#### Excerpted passage
[Begin]

To provide limited colorization to a selection of legacy, Nintendo-published games, as well as show the Nintendo logo for two specific games, explained later. This feature allows individual games to get a light touchup, by assigning a single palette to the background layer, and two palettes mapped onto the two sprite palettes available for black and white Game Boy games. A notable example of this is that Pokémon Blue and Red, which are not GBC enhanced titles, will receive a blue and red tint by default, respectively. However, this pre-specified palette can be modified by the user by pressing a direction on the D pads during startup, just like with any other legacy game.

Pokémon Blue title screen colorized Pokémon Red title screen colorized

This feature is only applied to legacy games, as GBC enhanced games are able to set the color palettes freely, and have hardware access to many more palettes, up to 8 for the background layer, and 8 for sprites. Because no further legacy games were to be released at this point, the full back catalog was known and no further accommodations needed to be made for legacy games after the release of the GBC.

For this feature to be enabled by the boot ROM, a number of conditions need to be true:

  • The Game Boy Color enabled flag must not be set in the ROM header, ie address 0x0143 must have bit 7 set to 0.
  • The licensee id, in either the old or new licensee field of the ROM header must be set to 0x01, indicating a first party game published by Nintendo.
  • The checksum of the ROM title must exactly match one of the entries in the table.

[End]

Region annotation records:

[Begin]

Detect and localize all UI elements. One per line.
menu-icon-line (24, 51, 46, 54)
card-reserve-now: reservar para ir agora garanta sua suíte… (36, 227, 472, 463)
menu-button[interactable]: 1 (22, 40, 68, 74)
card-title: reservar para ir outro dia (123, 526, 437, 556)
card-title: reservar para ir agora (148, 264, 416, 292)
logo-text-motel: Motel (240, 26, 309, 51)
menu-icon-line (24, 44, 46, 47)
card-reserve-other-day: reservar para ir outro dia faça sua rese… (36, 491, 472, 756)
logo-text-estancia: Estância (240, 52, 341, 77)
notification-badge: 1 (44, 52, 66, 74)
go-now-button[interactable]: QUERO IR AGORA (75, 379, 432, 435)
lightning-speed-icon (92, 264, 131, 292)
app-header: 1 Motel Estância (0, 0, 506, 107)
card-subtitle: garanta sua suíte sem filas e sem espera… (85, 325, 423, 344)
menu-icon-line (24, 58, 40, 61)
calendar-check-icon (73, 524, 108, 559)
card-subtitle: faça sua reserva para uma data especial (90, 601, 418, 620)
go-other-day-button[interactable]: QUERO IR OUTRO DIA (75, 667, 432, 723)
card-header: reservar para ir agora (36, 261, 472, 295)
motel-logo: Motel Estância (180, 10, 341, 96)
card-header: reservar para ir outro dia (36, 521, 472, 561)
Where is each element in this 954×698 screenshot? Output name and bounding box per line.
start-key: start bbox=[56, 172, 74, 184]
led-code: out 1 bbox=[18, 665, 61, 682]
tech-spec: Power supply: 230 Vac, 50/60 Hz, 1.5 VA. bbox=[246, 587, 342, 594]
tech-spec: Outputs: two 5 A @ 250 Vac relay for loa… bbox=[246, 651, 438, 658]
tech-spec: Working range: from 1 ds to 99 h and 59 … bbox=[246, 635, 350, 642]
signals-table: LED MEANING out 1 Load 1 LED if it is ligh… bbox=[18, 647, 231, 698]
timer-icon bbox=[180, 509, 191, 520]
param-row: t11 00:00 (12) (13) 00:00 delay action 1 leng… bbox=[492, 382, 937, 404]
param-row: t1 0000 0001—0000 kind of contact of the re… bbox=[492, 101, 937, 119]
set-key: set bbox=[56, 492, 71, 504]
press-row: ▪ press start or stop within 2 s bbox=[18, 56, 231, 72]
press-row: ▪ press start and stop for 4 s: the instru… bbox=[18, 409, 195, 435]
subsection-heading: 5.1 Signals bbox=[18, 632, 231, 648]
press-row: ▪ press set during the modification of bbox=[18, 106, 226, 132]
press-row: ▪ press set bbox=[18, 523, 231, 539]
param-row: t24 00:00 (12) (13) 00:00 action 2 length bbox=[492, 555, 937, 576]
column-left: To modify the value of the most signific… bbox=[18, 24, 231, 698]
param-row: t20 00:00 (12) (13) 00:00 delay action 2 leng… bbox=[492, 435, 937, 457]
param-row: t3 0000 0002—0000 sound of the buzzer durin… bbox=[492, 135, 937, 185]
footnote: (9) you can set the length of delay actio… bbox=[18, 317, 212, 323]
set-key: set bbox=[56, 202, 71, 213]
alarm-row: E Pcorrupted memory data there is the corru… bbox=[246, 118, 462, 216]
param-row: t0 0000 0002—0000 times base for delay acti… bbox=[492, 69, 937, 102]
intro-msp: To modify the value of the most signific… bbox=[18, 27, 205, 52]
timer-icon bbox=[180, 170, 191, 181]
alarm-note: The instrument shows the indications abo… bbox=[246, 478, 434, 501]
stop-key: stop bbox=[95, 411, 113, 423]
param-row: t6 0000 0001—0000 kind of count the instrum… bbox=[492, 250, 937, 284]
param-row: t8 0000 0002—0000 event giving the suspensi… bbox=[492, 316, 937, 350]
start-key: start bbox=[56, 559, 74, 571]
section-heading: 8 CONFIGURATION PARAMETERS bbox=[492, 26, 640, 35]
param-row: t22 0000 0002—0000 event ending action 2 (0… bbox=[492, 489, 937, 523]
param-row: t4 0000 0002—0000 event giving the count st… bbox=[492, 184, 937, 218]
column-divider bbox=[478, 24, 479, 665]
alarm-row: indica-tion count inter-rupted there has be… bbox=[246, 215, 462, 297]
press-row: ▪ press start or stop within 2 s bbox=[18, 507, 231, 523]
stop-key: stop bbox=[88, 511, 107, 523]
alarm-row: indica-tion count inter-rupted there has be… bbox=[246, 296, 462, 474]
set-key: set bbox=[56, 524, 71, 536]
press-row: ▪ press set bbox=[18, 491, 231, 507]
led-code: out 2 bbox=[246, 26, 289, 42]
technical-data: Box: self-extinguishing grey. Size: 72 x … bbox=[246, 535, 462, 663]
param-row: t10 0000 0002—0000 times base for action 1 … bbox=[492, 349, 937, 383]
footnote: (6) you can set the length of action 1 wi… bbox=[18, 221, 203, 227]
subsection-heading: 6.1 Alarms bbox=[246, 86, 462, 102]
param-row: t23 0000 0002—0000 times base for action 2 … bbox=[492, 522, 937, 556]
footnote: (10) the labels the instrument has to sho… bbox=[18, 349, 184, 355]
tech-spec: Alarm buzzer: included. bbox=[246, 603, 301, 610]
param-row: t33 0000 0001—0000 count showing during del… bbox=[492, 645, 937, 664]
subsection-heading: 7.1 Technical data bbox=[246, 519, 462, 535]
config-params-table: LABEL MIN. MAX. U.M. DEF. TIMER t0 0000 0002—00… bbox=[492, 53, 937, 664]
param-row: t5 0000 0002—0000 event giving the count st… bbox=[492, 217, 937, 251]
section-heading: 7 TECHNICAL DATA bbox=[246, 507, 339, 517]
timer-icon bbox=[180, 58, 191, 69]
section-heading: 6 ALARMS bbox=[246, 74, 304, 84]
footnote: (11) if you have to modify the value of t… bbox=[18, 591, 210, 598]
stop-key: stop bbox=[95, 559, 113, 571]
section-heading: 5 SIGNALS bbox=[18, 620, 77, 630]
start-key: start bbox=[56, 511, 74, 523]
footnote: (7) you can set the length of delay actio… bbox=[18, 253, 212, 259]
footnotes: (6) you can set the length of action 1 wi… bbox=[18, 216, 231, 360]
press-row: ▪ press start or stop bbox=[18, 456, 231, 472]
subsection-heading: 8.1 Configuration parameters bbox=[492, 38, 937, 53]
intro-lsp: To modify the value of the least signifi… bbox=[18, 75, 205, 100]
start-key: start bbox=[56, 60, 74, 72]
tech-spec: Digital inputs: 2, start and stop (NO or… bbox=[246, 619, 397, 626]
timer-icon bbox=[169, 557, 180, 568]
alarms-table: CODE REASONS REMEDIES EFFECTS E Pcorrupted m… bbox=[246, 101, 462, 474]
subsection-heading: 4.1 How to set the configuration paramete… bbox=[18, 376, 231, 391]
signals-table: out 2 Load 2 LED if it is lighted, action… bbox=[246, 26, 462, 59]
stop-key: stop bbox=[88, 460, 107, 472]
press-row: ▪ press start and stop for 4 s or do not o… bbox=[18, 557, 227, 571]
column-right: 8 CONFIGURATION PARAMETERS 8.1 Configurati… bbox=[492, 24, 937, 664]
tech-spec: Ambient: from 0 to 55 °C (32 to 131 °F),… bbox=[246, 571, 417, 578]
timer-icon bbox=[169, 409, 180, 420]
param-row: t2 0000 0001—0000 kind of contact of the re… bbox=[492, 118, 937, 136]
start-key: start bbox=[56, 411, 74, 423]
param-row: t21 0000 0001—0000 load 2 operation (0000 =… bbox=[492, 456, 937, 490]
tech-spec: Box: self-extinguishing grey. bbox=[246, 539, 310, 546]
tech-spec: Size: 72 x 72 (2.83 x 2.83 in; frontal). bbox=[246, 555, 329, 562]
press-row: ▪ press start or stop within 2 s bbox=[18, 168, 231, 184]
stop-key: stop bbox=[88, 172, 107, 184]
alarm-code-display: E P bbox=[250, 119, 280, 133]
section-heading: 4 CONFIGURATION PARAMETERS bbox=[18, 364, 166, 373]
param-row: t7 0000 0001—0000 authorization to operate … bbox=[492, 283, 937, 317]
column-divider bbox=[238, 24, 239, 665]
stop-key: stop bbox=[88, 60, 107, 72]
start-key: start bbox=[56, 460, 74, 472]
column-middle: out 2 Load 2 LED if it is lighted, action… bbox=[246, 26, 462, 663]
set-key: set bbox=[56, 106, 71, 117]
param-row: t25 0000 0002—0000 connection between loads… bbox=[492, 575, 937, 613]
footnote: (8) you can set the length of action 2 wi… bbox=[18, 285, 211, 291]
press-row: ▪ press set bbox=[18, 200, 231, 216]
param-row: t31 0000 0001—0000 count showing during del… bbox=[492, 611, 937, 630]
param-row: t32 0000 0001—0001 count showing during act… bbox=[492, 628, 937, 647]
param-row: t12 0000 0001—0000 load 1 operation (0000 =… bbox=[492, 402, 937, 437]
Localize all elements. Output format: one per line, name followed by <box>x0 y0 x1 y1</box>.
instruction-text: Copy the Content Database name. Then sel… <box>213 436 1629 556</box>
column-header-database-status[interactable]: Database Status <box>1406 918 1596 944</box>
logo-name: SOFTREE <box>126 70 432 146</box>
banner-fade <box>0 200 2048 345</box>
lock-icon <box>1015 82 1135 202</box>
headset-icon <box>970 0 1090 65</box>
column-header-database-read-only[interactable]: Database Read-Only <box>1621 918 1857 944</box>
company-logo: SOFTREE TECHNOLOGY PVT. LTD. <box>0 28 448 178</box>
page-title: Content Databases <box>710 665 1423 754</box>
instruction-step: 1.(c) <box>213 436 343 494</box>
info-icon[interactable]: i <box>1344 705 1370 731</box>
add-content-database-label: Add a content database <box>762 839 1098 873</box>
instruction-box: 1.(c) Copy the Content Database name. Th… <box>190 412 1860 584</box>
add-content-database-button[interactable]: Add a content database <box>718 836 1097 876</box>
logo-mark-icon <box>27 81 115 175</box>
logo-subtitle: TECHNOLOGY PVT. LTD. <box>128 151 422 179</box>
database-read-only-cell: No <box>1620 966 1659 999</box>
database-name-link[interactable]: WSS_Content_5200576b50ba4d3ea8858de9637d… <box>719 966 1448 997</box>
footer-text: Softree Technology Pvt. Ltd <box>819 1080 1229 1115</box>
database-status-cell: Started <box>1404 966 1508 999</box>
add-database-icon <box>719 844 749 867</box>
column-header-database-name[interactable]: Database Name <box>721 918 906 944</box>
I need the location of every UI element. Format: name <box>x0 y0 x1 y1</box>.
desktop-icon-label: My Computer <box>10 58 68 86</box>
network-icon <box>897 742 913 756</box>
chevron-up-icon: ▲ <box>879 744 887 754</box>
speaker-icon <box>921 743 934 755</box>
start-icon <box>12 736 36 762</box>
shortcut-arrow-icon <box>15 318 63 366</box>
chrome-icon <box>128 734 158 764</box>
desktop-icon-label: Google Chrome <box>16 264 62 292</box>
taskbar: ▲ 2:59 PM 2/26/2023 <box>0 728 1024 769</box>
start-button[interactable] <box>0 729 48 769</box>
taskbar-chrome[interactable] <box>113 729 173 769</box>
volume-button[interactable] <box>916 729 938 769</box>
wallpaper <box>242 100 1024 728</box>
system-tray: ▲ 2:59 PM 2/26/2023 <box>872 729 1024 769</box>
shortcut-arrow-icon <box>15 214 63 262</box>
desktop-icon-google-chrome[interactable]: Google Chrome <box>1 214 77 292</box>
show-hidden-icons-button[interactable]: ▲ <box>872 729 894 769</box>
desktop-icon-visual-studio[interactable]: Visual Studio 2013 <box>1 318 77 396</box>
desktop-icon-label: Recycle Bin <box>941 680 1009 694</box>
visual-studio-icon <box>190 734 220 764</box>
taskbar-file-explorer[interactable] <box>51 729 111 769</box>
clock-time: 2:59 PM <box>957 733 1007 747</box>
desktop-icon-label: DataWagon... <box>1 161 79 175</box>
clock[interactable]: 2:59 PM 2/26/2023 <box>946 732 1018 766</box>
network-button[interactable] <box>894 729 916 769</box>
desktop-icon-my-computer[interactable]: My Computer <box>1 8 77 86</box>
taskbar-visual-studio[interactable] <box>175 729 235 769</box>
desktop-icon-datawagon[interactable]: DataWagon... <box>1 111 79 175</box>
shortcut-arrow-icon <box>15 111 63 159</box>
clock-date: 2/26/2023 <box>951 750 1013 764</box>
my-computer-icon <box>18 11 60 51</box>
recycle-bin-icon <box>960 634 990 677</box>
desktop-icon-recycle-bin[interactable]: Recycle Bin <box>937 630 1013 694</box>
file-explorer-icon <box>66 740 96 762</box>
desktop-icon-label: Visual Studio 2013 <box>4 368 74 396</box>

[End]

Update the Game Boy Color colorization text starting at "To provide limited" and ending at "other legacy game.", with "D pads" swapped for "directional pads".

#### Answer in full
To provide limited colorization to a selection of legacy, Nintendo-published games, as well as show the Nintendo logo for two specific games, explained later. This feature allows individual games to get a light touchup, by assigning a single palette to the background layer, and two palettes mapped onto the two sprite palettes available for black and white Game Boy games. A notable example of this is that Pokémon Blue and Red, which are not GBC enhanced titles, will receive a blue and red tint by default, respectively. However, this pre-specified palette can be modified by the user by pressing a direction on the directional pads during startup, just like with any other legacy game.